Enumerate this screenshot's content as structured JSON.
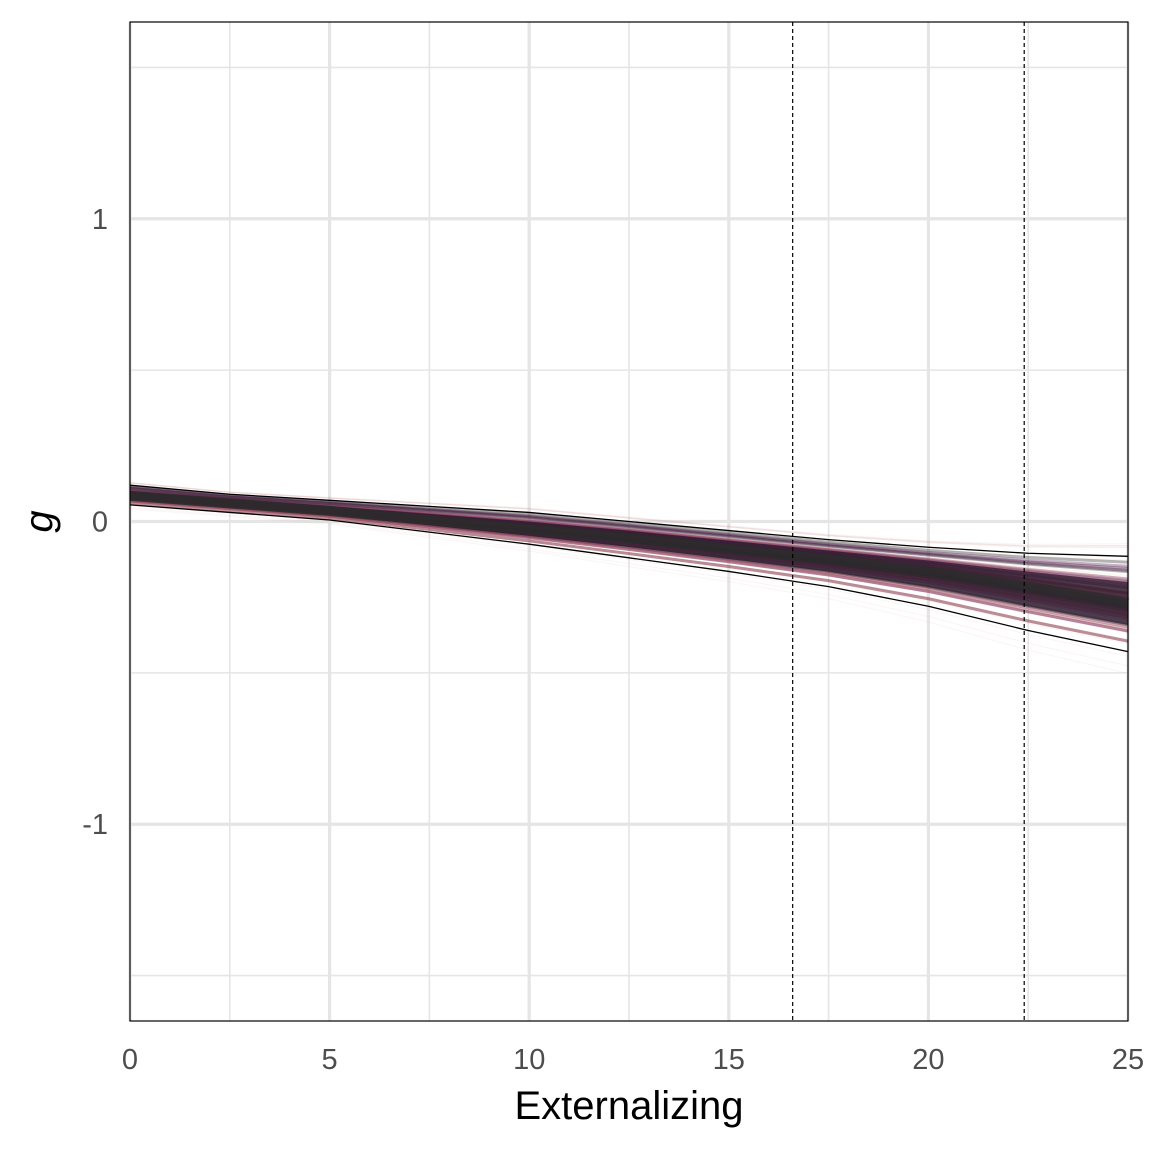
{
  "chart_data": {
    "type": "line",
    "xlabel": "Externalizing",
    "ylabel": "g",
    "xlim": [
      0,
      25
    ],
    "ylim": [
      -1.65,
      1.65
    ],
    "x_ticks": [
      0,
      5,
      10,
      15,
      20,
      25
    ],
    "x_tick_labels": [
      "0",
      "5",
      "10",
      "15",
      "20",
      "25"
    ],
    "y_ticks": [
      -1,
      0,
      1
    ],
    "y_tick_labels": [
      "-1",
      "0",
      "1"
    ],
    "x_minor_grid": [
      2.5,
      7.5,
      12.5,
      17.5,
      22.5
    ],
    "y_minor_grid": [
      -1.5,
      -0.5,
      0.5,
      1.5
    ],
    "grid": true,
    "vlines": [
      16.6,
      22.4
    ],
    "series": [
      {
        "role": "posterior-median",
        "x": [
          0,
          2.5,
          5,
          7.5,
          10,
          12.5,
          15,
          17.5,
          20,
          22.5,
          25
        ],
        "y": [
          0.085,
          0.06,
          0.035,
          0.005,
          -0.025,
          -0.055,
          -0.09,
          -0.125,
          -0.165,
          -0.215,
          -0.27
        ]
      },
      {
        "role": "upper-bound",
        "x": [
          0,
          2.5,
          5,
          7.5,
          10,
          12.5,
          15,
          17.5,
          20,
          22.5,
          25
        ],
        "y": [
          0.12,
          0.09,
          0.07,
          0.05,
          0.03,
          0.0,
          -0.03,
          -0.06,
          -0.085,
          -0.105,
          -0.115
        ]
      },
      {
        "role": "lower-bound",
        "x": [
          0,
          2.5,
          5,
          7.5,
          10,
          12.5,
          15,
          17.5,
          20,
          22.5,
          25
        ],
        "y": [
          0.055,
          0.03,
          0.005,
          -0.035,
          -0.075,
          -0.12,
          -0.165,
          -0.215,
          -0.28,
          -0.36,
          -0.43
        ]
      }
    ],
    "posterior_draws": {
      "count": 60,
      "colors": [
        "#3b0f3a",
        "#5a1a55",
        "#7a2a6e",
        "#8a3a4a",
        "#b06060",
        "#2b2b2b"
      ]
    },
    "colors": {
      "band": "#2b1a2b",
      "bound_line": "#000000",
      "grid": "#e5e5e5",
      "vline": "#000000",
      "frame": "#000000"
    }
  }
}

________________

### REQUEST
Find the word "role" and list each line it appears in.

### ANSWER TO THIS TASK
        "role": "posterior-median",
        "role": "upper-bound",
        "role": "lower-bound",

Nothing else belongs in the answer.